▶ What to do
Your answer should be a single number: the count of lines containing "пров".

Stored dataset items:
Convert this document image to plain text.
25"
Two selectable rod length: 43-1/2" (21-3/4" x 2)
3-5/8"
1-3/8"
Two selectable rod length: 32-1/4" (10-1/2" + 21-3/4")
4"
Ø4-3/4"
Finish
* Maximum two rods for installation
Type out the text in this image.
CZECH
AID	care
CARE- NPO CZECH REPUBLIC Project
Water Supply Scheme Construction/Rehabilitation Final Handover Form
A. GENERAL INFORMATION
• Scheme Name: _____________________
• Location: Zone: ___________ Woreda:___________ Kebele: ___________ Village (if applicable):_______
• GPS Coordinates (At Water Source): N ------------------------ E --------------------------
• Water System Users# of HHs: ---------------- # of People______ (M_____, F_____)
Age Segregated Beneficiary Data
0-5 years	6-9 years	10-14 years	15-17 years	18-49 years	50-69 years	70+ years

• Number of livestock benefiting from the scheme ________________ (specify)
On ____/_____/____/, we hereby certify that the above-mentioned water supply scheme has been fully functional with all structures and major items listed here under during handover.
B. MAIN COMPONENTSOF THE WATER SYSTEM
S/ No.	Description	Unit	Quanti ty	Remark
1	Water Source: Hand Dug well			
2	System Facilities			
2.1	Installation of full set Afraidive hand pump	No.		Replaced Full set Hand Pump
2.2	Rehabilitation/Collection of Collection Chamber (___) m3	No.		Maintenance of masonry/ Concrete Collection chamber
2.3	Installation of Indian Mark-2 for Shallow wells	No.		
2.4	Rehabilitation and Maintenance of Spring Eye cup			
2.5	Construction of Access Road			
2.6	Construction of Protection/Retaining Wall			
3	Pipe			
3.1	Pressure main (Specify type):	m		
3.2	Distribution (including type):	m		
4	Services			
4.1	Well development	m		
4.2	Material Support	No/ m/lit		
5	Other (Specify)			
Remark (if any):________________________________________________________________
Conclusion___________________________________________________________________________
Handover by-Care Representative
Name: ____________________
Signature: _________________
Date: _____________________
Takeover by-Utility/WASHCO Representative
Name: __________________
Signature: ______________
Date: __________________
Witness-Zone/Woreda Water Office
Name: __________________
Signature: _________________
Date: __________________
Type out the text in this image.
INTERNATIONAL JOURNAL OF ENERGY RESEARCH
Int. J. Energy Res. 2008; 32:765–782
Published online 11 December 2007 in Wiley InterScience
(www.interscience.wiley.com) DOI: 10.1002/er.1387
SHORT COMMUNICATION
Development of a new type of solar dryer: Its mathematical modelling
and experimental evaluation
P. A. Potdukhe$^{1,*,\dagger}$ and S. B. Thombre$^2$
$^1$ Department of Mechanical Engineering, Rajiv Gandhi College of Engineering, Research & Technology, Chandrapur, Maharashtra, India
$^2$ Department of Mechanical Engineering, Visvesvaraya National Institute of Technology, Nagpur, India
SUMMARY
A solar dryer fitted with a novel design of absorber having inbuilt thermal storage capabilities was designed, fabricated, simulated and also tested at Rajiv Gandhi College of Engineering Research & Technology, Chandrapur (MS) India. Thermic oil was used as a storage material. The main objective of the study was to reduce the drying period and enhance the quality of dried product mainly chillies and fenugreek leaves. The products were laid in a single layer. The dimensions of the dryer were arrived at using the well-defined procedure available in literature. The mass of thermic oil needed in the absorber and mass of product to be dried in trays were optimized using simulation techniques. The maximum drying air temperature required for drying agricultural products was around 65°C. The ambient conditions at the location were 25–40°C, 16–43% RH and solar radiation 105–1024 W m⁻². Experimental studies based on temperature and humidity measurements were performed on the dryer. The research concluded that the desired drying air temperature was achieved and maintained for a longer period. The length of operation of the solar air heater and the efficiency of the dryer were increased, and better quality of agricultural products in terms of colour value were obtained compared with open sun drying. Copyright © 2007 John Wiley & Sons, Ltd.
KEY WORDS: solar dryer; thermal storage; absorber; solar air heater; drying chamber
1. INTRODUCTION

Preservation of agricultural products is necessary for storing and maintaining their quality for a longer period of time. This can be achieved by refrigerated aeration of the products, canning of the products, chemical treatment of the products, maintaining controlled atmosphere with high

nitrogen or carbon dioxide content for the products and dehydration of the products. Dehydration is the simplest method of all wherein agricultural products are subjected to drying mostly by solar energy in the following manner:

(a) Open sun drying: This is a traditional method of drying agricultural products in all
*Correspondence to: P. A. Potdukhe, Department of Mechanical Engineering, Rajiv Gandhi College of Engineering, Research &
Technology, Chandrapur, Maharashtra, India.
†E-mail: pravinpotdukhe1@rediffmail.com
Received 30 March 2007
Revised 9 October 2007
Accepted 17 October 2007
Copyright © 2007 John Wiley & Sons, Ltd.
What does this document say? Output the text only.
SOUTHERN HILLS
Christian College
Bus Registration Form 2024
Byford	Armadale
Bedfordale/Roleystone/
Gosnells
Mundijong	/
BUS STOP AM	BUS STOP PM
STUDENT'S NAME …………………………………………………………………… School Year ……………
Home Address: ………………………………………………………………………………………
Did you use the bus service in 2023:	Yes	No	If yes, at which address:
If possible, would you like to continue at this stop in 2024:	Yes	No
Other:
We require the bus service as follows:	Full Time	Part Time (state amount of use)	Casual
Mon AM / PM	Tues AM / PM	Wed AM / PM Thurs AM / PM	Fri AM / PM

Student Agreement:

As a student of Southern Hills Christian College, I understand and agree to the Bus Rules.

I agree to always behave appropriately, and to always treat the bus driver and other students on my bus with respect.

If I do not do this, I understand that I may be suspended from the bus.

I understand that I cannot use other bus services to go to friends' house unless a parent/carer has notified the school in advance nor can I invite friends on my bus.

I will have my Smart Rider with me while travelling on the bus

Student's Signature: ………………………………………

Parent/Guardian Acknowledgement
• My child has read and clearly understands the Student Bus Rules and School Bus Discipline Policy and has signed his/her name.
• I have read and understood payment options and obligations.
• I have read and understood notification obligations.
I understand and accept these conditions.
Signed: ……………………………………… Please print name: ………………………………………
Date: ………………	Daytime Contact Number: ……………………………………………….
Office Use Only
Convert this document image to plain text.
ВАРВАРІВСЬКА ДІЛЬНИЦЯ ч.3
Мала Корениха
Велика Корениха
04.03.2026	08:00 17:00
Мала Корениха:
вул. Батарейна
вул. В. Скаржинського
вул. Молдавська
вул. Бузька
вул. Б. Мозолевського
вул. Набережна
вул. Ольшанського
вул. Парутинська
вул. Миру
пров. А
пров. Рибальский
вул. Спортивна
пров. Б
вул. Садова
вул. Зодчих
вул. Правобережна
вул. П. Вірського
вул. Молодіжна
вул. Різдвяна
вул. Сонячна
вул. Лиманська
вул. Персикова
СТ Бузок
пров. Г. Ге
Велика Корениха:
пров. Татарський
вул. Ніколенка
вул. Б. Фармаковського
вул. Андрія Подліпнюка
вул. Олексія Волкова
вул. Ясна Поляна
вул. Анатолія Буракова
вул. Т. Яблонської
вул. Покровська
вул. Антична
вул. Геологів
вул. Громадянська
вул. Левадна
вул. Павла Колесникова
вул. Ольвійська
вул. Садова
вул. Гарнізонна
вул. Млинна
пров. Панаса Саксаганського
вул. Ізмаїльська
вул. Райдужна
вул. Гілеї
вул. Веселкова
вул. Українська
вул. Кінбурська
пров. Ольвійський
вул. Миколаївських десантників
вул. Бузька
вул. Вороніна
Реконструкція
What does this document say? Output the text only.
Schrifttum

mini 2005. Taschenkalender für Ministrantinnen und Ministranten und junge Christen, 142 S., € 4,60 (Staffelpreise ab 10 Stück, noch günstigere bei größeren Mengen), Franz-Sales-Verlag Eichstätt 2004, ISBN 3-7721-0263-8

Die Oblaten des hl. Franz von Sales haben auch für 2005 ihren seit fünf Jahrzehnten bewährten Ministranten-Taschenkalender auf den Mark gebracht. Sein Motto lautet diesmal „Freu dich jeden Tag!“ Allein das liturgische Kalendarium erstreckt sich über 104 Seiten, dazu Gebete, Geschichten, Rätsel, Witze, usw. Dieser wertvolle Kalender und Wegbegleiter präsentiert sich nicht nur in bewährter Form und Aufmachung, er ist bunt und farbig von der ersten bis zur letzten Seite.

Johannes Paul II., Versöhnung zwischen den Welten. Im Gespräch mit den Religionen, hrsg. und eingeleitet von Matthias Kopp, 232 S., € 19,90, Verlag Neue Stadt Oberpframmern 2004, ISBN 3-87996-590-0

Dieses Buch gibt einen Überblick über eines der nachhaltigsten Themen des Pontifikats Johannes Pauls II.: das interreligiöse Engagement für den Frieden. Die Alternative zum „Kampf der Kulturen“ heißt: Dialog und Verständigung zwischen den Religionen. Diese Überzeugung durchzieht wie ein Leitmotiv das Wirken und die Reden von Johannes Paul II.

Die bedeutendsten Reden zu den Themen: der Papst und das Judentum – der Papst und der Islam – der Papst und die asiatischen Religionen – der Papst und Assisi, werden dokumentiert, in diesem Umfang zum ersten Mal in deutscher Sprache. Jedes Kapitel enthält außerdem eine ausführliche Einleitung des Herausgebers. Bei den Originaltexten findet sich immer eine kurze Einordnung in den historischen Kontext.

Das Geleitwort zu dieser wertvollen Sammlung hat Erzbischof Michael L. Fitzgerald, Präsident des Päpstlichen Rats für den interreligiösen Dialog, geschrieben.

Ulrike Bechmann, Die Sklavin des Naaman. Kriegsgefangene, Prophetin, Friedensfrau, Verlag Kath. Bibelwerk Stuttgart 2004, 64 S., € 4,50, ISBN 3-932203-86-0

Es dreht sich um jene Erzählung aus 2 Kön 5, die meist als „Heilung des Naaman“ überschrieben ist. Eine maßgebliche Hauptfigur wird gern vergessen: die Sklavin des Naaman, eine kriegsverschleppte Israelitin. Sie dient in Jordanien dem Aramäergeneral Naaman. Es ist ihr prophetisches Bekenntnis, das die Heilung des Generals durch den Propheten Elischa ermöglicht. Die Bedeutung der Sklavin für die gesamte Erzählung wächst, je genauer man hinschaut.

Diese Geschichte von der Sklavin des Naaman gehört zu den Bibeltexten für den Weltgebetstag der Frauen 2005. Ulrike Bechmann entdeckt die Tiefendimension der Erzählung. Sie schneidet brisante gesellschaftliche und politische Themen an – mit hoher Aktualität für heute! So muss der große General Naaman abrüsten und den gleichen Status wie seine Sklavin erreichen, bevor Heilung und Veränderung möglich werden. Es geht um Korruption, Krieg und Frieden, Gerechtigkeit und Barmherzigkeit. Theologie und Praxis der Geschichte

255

▶ Response to this task
7